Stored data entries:

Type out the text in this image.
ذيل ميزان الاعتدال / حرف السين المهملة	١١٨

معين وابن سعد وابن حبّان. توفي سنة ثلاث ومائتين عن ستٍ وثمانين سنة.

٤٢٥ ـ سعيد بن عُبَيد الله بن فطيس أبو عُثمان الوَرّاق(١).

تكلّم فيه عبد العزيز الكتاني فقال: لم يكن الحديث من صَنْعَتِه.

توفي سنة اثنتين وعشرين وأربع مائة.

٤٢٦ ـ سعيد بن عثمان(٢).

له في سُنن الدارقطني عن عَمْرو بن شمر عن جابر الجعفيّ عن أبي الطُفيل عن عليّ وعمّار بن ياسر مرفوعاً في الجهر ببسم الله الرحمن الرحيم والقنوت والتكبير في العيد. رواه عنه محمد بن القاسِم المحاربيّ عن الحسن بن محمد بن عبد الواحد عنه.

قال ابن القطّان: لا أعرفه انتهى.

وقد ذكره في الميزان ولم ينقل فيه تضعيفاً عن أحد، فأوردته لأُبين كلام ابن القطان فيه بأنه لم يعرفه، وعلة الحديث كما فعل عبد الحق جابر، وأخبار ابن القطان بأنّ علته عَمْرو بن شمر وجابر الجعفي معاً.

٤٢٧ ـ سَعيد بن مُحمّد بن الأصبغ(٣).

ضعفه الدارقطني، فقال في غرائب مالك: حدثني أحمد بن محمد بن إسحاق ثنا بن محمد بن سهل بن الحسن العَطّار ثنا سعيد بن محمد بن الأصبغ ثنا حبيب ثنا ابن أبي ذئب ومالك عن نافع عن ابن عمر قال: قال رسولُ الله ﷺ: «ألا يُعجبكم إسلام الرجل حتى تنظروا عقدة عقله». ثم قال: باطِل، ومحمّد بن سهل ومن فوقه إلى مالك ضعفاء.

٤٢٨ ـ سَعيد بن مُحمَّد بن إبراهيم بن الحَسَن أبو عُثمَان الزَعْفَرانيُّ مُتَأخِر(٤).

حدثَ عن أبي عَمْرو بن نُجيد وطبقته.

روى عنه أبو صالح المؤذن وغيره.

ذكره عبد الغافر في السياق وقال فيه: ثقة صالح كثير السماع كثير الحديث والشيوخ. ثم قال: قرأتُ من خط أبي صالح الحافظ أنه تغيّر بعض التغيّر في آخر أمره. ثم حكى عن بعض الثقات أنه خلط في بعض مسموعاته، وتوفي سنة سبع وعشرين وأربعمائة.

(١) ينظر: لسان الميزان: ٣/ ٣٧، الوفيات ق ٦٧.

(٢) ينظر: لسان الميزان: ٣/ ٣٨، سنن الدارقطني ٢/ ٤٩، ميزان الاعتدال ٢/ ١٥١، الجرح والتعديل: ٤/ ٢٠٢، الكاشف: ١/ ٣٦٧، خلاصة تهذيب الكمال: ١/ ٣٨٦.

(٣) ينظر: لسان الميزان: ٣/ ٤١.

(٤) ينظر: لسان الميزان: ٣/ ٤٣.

* [Directive]: Show the lines of the records that include the string "الدارقطني".

* [Output]:
له في سُنن الدارقطني عن عَمْرو بن شمر عن جابر الجعفيّ عن أبي الطُفيل عن عليّ وعمّار بن ياسر مرفوعاً في الجهر ببسم الله الرحمن الرحيم والقنوت والتكبير في العيد. رواه عنه محمد بن القاسِم المحاربيّ عن الحسن بن محمد بن عبد الواحد عنه.
ضعفه الدارقطني، فقال في غرائب مالك: حدثني أحمد بن محمد بن إسحاق ثنا بن محمد بن سهل بن الحسن العَطّار ثنا سعيد بن محمد بن الأصبغ ثنا حبيب ثنا ابن أبي ذئب ومالك عن نافع عن ابن عمر قال: قال رسولُ الله ﷺ: «ألا يُعجبكم إسلام الرجل حتى تنظروا عقدة عقله». ثم قال: باطِل، ومحمّد بن سهل ومن فوقه إلى مالك ضعفاء.
(٢) ينظر: لسان الميزان: ٣/ ٣٨، سنن الدارقطني ٢/ ٤٩، ميزان الاعتدال ٢/ ١٥١، الجرح والتعديل: ٤/ ٢٠٢، الكاشف: ١/ ٣٦٧، خلاصة تهذيب الكمال: ١/ ٣٨٦.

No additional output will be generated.